■ **Your goal**
Select, from the data, each line where "title" occurs.

--- start of Dataset extract ---

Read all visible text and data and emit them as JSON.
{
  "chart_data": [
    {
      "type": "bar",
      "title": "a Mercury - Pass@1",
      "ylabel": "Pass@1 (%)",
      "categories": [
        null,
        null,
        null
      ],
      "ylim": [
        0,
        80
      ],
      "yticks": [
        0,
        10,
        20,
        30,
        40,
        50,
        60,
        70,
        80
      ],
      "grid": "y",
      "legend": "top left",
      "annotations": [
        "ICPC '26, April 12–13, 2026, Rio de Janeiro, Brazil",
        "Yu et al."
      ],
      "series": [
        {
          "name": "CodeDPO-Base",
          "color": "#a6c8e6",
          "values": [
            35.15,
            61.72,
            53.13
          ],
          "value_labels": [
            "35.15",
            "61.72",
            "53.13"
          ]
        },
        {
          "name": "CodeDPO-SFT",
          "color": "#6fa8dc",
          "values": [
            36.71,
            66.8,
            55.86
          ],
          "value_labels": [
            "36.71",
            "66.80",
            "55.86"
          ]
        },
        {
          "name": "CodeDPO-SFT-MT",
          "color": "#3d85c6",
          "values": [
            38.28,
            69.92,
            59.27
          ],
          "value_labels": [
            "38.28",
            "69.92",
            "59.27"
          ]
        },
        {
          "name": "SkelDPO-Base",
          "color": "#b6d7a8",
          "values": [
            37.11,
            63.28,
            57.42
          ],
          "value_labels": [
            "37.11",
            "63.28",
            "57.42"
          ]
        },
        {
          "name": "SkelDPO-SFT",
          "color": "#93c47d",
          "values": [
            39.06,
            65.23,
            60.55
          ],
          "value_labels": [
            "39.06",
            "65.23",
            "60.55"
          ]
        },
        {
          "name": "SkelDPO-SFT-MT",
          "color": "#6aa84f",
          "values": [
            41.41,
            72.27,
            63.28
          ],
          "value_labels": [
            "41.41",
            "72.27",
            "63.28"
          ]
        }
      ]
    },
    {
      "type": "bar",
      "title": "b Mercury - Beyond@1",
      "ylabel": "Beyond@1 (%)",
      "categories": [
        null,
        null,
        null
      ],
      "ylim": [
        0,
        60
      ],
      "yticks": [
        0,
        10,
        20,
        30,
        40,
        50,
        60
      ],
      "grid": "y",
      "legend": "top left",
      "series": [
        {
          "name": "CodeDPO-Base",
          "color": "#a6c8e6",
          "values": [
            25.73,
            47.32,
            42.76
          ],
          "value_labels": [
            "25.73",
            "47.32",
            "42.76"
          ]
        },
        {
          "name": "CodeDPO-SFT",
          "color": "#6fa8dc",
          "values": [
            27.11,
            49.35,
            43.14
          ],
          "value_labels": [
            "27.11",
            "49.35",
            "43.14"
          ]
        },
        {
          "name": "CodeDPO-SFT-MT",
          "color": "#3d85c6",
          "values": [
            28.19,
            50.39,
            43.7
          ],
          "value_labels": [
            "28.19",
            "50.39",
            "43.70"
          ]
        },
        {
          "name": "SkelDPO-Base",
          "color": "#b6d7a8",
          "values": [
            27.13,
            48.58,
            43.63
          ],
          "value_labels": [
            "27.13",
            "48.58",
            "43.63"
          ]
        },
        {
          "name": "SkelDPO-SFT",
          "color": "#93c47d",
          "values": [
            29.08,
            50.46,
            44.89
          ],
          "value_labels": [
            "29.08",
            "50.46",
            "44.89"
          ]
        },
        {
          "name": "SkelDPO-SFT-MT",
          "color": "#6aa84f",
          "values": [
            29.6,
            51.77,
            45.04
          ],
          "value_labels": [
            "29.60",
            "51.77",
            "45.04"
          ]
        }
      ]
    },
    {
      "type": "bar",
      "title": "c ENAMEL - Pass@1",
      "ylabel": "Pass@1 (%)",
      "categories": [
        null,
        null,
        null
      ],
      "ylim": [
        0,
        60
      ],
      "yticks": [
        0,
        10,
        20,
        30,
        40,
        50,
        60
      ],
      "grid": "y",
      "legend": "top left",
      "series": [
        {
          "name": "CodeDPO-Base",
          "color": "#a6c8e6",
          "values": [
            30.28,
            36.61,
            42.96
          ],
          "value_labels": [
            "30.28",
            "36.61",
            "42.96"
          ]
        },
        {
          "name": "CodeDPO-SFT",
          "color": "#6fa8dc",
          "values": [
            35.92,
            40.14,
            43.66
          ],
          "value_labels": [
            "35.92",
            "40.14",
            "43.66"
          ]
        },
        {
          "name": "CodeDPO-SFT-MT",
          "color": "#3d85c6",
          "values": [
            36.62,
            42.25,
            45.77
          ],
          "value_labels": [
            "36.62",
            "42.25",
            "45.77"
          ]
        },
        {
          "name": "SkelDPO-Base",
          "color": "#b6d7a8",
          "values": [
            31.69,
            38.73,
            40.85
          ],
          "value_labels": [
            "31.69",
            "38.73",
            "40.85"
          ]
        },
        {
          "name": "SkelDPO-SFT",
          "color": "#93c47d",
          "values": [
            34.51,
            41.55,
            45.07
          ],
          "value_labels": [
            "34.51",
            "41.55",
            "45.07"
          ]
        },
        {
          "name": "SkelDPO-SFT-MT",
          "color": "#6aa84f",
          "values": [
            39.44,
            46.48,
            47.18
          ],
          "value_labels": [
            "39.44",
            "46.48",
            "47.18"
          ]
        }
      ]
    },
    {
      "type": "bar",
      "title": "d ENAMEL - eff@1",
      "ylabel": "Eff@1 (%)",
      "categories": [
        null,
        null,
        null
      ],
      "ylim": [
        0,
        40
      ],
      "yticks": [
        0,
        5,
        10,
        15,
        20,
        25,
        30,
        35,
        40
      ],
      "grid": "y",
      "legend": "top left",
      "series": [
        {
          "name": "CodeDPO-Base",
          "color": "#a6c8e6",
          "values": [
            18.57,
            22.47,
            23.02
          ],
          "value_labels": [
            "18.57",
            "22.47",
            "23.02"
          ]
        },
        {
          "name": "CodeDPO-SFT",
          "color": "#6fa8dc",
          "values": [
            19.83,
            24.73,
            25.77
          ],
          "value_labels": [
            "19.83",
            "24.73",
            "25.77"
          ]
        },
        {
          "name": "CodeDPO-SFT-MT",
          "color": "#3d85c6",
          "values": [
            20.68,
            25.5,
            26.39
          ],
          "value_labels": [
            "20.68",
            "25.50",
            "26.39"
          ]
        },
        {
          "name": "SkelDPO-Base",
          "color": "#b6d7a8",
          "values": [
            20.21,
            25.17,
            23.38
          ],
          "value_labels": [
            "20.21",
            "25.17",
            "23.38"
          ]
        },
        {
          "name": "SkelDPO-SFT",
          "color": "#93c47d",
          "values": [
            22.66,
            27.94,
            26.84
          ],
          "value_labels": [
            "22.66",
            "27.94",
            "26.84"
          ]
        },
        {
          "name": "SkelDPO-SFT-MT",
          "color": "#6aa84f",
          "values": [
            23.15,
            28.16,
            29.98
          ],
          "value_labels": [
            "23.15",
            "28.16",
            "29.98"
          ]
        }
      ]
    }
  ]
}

--- end of Dataset extract ---

■ **Written response**
      "title": "a Mercury - Pass@1",
      "title": "b Mercury - Beyond@1",
      "title": "c ENAMEL - Pass@1",
      "title": "d ENAMEL - eff@1",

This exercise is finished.